* **Source document**

LeaderLearnsOfAppliedEntry(i, m) ==
    /\ state[i] = Leader
    \* Entry is applied in current term.
    /\ m.currentTerm = currentTerm[i]
    \* Only need to update if newer.
    /\ Len(m.log) > matchIndex[i][m.from]
    \* Follower must have a matching log entry.
    /\ Len(m.log) \in DOMAIN log[i]
    /\ m.log[Len(m.log)] = log[i][Len(m.log)]
    \* Update matchIndex to highest index of their log.
    /\ matchIndex' = [matchIndex EXCEPT ![i][m.from] = Len(m.log)]
    /\ UNCHANGED <<serverVars, candidateVars, logVars, nextIndex, msgs>>

\* Leader advances its commit index.
AdvanceCommitIndex(i, Q, newCommitIndex) ==
    /\ state[i] = Leader
    /\ newCommitIndex > commitIndex[i]
    /\ LET \* The maximum indexes for which a quorum agrees
        agreeIndexes == {index \in 1..Len(log[i]) : Agree(i, index) \in Quorum}
        \* New value for commitIndex'[i]
        newCommitIndex ==
            IF /\ agreeIndexes /= {}
                /\ log[i][Max(agreeIndexes)] = currentTerm[i]
            THEN Max(agreeIndexes)
            ELSE commitIndex[i]
    IN 
        /\ commitIndex[i] < newCommitIndex \* only enabled if it actually advances
    /\ commitIndex' = [commitIndex EXCEPT ![i] = newCommitIndex]
    /\ UNCHANGED <<serverVars, candidateVars, leaderVars, log>>
    /\ BroadcastUniversalMsg(i)

This type of abstraction first gets rid of message passing and communication pattern specific details from the protocol. All we do is define actions that are able to read some past state of another node and make updates based on it.

History Queries

We can push this type of abstraction further, simplifying some actions to express their reads entirely in terms of history queries, rather than incrementally updating and reading an auxiliary variable. For example, for the BecomeLeader action, it is really just waiting until the votesGranted variable has accumulated the right internal state so that it can safely transition to a leader state. If we ignore this variable entirely, we can express the action precondition with one big precondition query like this:

\* Candidate i becomes a leader.

* **Record excerpts**
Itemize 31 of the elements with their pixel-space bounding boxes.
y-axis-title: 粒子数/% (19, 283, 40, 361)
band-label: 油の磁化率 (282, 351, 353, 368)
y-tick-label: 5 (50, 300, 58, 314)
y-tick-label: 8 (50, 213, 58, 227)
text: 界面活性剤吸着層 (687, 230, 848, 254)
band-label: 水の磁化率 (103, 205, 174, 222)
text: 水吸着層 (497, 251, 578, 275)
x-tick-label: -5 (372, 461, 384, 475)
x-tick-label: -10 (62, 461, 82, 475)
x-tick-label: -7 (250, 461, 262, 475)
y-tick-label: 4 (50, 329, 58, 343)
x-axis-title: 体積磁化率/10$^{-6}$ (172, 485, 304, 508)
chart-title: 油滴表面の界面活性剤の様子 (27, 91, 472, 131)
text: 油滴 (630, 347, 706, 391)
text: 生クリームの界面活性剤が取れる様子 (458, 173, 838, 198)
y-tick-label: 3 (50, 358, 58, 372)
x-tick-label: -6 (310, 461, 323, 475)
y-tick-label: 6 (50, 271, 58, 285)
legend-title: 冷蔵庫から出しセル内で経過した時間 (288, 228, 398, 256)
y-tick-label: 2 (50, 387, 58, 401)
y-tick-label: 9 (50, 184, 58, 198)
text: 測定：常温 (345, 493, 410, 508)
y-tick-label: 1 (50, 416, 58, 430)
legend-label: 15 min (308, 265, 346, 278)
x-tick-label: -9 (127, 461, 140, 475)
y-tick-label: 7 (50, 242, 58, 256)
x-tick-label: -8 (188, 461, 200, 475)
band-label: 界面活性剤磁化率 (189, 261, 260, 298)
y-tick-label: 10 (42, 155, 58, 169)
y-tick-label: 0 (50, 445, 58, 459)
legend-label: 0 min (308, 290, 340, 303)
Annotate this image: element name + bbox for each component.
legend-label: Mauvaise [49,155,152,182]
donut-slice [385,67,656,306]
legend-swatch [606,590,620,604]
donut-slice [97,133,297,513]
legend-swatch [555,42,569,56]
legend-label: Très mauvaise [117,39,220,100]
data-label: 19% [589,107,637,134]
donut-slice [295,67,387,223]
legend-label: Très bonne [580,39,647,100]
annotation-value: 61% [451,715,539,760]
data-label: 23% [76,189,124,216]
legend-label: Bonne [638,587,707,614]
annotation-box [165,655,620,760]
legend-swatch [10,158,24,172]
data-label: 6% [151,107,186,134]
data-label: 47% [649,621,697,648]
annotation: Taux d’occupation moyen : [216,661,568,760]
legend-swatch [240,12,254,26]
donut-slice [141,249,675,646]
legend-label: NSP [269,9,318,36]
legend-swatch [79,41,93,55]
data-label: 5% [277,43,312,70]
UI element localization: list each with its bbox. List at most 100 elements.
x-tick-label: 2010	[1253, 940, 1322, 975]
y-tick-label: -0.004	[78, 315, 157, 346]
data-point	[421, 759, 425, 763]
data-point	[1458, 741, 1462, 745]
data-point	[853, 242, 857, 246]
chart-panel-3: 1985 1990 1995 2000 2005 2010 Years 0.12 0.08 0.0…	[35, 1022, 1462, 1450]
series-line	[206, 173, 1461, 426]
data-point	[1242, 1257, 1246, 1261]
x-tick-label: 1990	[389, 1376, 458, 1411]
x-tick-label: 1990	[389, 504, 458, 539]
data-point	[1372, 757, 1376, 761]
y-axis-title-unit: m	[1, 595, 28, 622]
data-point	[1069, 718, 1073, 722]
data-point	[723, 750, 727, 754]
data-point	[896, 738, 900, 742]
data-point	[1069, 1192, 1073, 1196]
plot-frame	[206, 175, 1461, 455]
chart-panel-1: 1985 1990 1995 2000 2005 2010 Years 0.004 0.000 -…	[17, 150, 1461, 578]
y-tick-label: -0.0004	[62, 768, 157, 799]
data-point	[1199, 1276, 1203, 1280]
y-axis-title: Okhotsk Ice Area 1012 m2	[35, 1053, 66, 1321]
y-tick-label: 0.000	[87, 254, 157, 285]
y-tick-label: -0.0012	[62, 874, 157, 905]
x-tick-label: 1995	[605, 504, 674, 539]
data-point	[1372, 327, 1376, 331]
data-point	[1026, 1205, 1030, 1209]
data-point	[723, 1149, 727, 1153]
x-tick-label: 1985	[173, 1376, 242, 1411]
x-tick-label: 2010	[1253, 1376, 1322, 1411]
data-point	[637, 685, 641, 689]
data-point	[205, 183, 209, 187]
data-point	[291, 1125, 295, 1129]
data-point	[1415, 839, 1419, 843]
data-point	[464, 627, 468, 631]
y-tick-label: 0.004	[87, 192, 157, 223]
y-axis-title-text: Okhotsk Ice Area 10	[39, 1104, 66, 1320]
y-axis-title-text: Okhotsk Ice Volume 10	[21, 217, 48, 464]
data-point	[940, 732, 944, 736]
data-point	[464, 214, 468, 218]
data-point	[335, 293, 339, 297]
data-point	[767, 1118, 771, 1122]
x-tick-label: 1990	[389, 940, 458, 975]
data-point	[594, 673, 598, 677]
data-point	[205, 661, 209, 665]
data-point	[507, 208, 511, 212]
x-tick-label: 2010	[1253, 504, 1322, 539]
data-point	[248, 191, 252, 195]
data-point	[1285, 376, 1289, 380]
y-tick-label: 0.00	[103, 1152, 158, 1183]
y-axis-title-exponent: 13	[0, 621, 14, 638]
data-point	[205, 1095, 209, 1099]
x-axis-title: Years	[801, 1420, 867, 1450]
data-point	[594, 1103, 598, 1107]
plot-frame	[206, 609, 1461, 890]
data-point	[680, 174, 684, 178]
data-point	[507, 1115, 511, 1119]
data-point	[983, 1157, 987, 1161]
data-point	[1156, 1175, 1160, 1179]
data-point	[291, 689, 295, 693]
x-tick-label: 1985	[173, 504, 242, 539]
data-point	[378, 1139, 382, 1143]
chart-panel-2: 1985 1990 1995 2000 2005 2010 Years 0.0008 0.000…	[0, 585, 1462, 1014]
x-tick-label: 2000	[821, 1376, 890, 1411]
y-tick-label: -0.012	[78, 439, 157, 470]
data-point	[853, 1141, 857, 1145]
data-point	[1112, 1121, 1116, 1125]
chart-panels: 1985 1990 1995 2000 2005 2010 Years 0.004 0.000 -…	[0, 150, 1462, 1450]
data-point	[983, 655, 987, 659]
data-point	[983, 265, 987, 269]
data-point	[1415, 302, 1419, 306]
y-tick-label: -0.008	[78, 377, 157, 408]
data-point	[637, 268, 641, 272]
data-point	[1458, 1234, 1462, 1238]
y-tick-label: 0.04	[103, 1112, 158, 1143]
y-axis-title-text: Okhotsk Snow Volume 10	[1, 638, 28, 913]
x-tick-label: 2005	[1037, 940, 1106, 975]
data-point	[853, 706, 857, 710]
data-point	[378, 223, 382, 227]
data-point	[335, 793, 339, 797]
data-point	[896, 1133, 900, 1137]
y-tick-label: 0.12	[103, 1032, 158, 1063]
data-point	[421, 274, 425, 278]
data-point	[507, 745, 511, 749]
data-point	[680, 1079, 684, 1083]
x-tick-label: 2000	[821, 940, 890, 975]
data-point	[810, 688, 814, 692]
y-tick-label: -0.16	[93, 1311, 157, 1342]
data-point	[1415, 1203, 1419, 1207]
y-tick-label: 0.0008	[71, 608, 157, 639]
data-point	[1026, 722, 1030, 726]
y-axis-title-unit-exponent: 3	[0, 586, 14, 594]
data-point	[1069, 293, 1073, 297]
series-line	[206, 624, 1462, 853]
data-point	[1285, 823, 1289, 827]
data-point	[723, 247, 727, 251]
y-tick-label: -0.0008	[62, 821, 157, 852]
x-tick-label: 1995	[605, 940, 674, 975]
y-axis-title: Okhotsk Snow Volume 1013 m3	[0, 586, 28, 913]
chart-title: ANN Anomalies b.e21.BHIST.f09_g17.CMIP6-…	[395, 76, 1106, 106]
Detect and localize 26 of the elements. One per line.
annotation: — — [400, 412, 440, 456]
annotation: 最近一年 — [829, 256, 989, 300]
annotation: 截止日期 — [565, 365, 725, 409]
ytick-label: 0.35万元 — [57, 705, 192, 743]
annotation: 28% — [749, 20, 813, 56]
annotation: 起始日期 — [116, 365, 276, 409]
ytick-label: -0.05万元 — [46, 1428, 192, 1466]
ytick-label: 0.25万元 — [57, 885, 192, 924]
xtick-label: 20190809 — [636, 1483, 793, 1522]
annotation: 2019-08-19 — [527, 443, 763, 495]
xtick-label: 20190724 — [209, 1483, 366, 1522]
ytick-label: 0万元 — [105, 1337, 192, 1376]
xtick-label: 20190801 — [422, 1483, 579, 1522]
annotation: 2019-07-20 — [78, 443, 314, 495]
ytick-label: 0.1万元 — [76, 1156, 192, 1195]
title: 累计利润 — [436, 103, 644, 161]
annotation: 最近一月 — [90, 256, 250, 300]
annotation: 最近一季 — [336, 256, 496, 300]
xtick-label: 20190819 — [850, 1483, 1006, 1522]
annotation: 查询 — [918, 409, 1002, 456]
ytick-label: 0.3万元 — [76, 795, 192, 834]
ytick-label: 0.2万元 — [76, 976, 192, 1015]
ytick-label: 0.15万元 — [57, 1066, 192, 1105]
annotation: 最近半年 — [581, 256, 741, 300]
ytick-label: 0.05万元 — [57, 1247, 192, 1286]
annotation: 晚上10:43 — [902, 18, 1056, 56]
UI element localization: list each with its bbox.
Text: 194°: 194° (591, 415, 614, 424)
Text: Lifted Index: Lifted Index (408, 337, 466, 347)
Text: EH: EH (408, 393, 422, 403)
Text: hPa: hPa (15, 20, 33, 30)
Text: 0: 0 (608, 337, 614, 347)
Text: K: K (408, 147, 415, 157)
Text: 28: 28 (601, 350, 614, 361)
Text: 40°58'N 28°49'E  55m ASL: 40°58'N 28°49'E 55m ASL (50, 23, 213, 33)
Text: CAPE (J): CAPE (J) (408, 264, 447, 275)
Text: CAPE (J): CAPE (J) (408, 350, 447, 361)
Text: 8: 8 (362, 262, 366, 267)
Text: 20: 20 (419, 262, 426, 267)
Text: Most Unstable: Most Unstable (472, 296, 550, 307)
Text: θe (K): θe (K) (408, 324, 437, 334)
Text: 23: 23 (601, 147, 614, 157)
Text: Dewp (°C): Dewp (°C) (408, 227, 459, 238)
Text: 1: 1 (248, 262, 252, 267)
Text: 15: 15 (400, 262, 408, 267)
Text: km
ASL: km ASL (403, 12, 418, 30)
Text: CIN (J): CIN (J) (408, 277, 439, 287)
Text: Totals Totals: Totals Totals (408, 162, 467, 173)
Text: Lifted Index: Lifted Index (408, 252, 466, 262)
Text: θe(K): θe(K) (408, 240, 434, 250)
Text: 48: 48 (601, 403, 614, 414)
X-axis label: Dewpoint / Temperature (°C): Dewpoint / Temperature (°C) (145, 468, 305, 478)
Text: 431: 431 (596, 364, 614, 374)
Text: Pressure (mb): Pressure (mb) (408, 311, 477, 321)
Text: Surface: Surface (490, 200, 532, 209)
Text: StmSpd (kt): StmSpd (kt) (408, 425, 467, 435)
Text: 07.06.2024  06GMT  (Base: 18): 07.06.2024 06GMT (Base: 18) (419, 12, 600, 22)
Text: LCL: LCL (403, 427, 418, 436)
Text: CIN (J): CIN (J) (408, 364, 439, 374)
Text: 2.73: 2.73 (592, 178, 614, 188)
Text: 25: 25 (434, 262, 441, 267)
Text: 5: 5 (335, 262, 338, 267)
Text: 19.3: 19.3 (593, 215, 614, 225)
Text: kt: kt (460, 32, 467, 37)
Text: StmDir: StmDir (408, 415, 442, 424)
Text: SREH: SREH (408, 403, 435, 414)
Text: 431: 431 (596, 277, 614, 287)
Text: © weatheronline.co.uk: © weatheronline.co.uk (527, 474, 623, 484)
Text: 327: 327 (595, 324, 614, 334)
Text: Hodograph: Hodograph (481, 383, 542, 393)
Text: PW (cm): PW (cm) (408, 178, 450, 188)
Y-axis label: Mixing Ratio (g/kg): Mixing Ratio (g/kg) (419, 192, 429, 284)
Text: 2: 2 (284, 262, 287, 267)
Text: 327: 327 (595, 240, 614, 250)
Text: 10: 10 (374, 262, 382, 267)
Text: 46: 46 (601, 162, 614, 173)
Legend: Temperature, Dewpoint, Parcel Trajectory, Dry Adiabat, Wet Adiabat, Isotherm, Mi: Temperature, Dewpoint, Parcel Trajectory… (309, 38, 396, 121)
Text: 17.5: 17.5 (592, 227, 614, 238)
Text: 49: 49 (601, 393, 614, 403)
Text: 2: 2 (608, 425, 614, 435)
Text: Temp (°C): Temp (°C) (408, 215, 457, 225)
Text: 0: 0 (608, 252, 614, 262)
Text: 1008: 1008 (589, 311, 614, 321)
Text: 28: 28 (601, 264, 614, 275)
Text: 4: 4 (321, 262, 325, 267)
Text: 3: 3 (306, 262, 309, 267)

* **Problem description**
Rewrite the protocol specification text starting at "This type of abstraction first" and ending at "based on it.", replacing "node" with "server". The records have no connection to the protocol specification text.

* **Finished task**
This type of abstraction first gets rid of message passing and communication pattern specific details from the protocol. All we do is define actions that are able to read some past state of another server and make updates based on it.